_Your instructions_. Send each entry back exactly as given, pictures excluded.

┌──

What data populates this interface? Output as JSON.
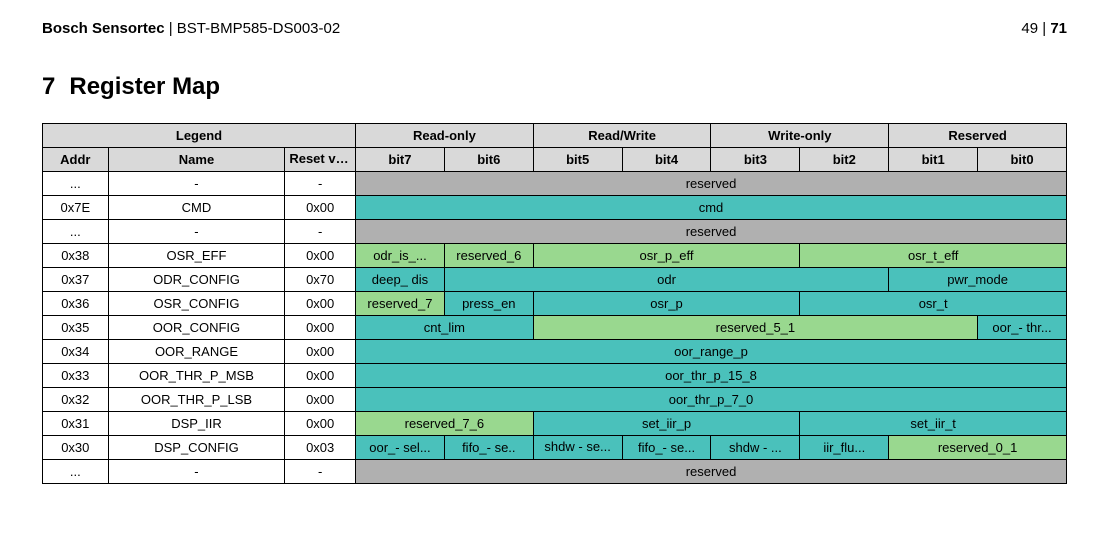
{
  "header": {
    "brand": "Bosch Sensortec",
    "sep": " | ",
    "doc": "BST-BMP585-DS003-02",
    "page_current": "49",
    "page_sep": " | ",
    "page_total": "71"
  },
  "section": {
    "num": "7",
    "title": "Register Map"
  },
  "legend": {
    "legend": "Legend",
    "readonly": "Read-only",
    "readwrite": "Read/Write",
    "writeonly": "Write-only",
    "reserved": "Reserved"
  },
  "cols": {
    "addr": "Addr",
    "name": "Name",
    "reset": "Reset value",
    "b7": "bit7",
    "b6": "bit6",
    "b5": "bit5",
    "b4": "bit4",
    "b3": "bit3",
    "b2": "bit2",
    "b1": "bit1",
    "b0": "bit0"
  },
  "rows": {
    "r0": {
      "addr": "...",
      "name": "-",
      "reset": "-",
      "f0": "reserved"
    },
    "r1": {
      "addr": "0x7E",
      "name": "CMD",
      "reset": "0x00",
      "f0": "cmd"
    },
    "r2": {
      "addr": "...",
      "name": "-",
      "reset": "-",
      "f0": "reserved"
    },
    "r3": {
      "addr": "0x38",
      "name": "OSR_EFF",
      "reset": "0x00",
      "f0": "odr_is_...",
      "f1": "reserved_6",
      "f2": "osr_p_eff",
      "f3": "osr_t_eff"
    },
    "r4": {
      "addr": "0x37",
      "name": "ODR_CONFIG",
      "reset": "0x70",
      "f0": "deep_ dis",
      "f1": "odr",
      "f2": "pwr_mode"
    },
    "r5": {
      "addr": "0x36",
      "name": "OSR_CONFIG",
      "reset": "0x00",
      "f0": "reserved_7",
      "f1": "press_en",
      "f2": "osr_p",
      "f3": "osr_t"
    },
    "r6": {
      "addr": "0x35",
      "name": "OOR_CONFIG",
      "reset": "0x00",
      "f0": "cnt_lim",
      "f1": "reserved_5_1",
      "f2": "oor_- thr..."
    },
    "r7": {
      "addr": "0x34",
      "name": "OOR_RANGE",
      "reset": "0x00",
      "f0": "oor_range_p"
    },
    "r8": {
      "addr": "0x33",
      "name": "OOR_THR_P_MSB",
      "reset": "0x00",
      "f0": "oor_thr_p_15_8"
    },
    "r9": {
      "addr": "0x32",
      "name": "OOR_THR_P_LSB",
      "reset": "0x00",
      "f0": "oor_thr_p_7_0"
    },
    "r10": {
      "addr": "0x31",
      "name": "DSP_IIR",
      "reset": "0x00",
      "f0": "reserved_7_6",
      "f1": "set_iir_p",
      "f2": "set_iir_t"
    },
    "r11": {
      "addr": "0x30",
      "name": "DSP_CONFIG",
      "reset": "0x03",
      "f0": "oor_- sel...",
      "f1": "fifo_- se..",
      "f2": "shdw - se...",
      "f3": "fifo_- se...",
      "f4": "shdw - ...",
      "f5": "iir_flu...",
      "f6": "reserved_0_1"
    },
    "r12": {
      "addr": "...",
      "name": "-",
      "reset": "-",
      "f0": "reserved"
    }
  }
}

└──

_Result of the exercise_.
What data populates this interface? Output as JSON.
{
  "header": {
    "brand": "Bosch Sensortec",
    "sep": " | ",
    "doc": "BST-BMP585-DS003-02",
    "page_current": "49",
    "page_sep": " | ",
    "page_total": "71"
  },
  "section": {
    "num": "7",
    "title": "Register Map"
  },
  "legend": {
    "legend": "Legend",
    "readonly": "Read-only",
    "readwrite": "Read/Write",
    "writeonly": "Write-only",
    "reserved": "Reserved"
  },
  "cols": {
    "addr": "Addr",
    "name": "Name",
    "reset": "Reset value",
    "b7": "bit7",
    "b6": "bit6",
    "b5": "bit5",
    "b4": "bit4",
    "b3": "bit3",
    "b2": "bit2",
    "b1": "bit1",
    "b0": "bit0"
  },
  "rows": {
    "r0": {
      "addr": "...",
      "name": "-",
      "reset": "-",
      "f0": "reserved"
    },
    "r1": {
      "addr": "0x7E",
      "name": "CMD",
      "reset": "0x00",
      "f0": "cmd"
    },
    "r2": {
      "addr": "...",
      "name": "-",
      "reset": "-",
      "f0": "reserved"
    },
    "r3": {
      "addr": "0x38",
      "name": "OSR_EFF",
      "reset": "0x00",
      "f0": "odr_is_...",
      "f1": "reserved_6",
      "f2": "osr_p_eff",
      "f3": "osr_t_eff"
    },
    "r4": {
      "addr": "0x37",
      "name": "ODR_CONFIG",
      "reset": "0x70",
      "f0": "deep_ dis",
      "f1": "odr",
      "f2": "pwr_mode"
    },
    "r5": {
      "addr": "0x36",
      "name": "OSR_CONFIG",
      "reset": "0x00",
      "f0": "reserved_7",
      "f1": "press_en",
      "f2": "osr_p",
      "f3": "osr_t"
    },
    "r6": {
      "addr": "0x35",
      "name": "OOR_CONFIG",
      "reset": "0x00",
      "f0": "cnt_lim",
      "f1": "reserved_5_1",
      "f2": "oor_- thr..."
    },
    "r7": {
      "addr": "0x34",
      "name": "OOR_RANGE",
      "reset": "0x00",
      "f0": "oor_range_p"
    },
    "r8": {
      "addr": "0x33",
      "name": "OOR_THR_P_MSB",
      "reset": "0x00",
      "f0": "oor_thr_p_15_8"
    },
    "r9": {
      "addr": "0x32",
      "name": "OOR_THR_P_LSB",
      "reset": "0x00",
      "f0": "oor_thr_p_7_0"
    },
    "r10": {
      "addr": "0x31",
      "name": "DSP_IIR",
      "reset": "0x00",
      "f0": "reserved_7_6",
      "f1": "set_iir_p",
      "f2": "set_iir_t"
    },
    "r11": {
      "addr": "0x30",
      "name": "DSP_CONFIG",
      "reset": "0x03",
      "f0": "oor_- sel...",
      "f1": "fifo_- se..",
      "f2": "shdw - se...",
      "f3": "fifo_- se...",
      "f4": "shdw - ...",
      "f5": "iir_flu...",
      "f6": "reserved_0_1"
    },
    "r12": {
      "addr": "...",
      "name": "-",
      "reset": "-",
      "f0": "reserved"
    }
  }
}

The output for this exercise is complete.